> [Dataset items]:
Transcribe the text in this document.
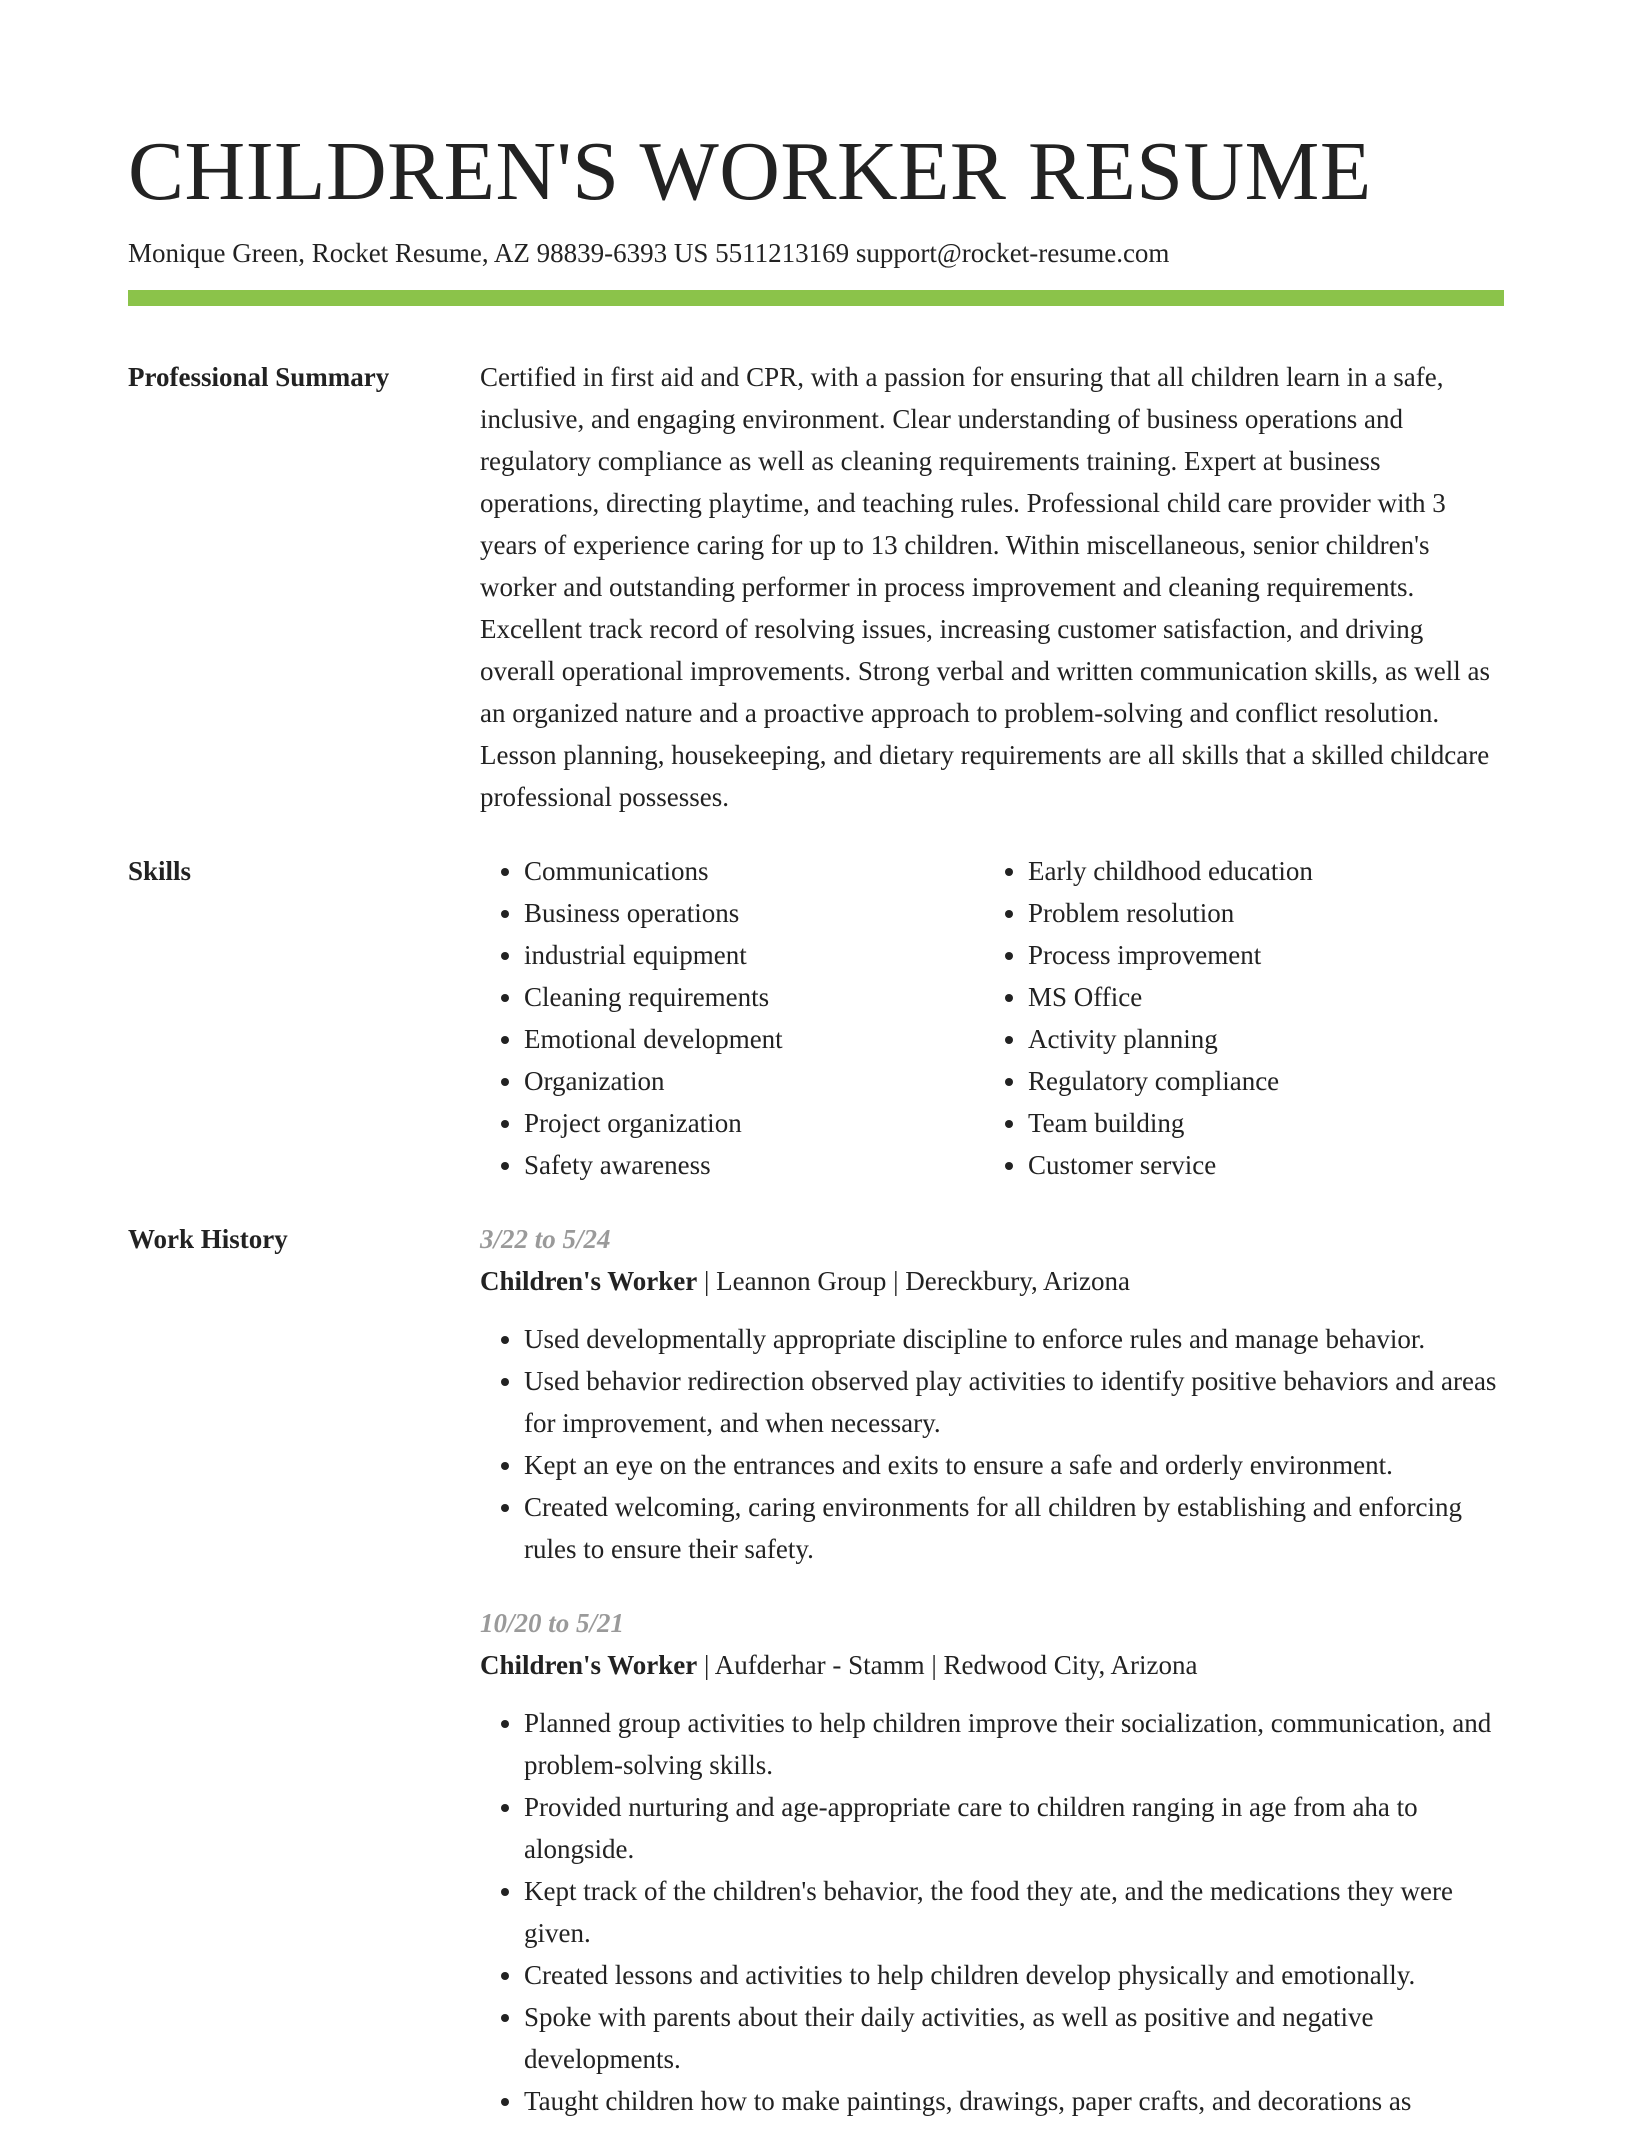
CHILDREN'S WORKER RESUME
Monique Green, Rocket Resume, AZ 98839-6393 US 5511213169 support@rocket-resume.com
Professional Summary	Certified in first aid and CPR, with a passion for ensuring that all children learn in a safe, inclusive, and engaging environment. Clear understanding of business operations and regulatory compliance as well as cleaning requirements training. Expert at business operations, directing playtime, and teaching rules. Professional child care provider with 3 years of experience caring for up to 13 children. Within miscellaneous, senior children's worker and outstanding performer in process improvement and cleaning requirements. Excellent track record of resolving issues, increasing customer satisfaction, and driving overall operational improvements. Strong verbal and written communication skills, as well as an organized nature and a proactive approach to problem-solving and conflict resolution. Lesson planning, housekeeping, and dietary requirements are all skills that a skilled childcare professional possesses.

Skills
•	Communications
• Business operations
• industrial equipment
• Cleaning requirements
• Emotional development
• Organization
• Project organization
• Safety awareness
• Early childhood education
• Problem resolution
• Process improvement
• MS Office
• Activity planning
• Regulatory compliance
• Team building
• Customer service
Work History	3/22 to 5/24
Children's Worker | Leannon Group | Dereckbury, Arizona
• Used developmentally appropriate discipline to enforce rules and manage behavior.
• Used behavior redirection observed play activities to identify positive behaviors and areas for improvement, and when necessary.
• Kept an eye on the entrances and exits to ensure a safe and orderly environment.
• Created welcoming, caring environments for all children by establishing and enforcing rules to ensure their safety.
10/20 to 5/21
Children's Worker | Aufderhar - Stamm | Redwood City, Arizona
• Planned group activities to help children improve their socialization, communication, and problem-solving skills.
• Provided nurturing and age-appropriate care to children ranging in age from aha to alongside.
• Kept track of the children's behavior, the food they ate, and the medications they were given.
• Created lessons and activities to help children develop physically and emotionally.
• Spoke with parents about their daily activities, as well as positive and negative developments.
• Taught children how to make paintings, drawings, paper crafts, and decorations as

> [YOUR OBJECTIVE]: Scan the lines for the string "ensure". Pick out every line that has it.

> [CORRECT RESULT]:
• Kept an eye on the entrances and exits to ensure a safe and orderly environment.
• Created welcoming, caring environments for all children by establishing and enforcing rules to ensure their safety.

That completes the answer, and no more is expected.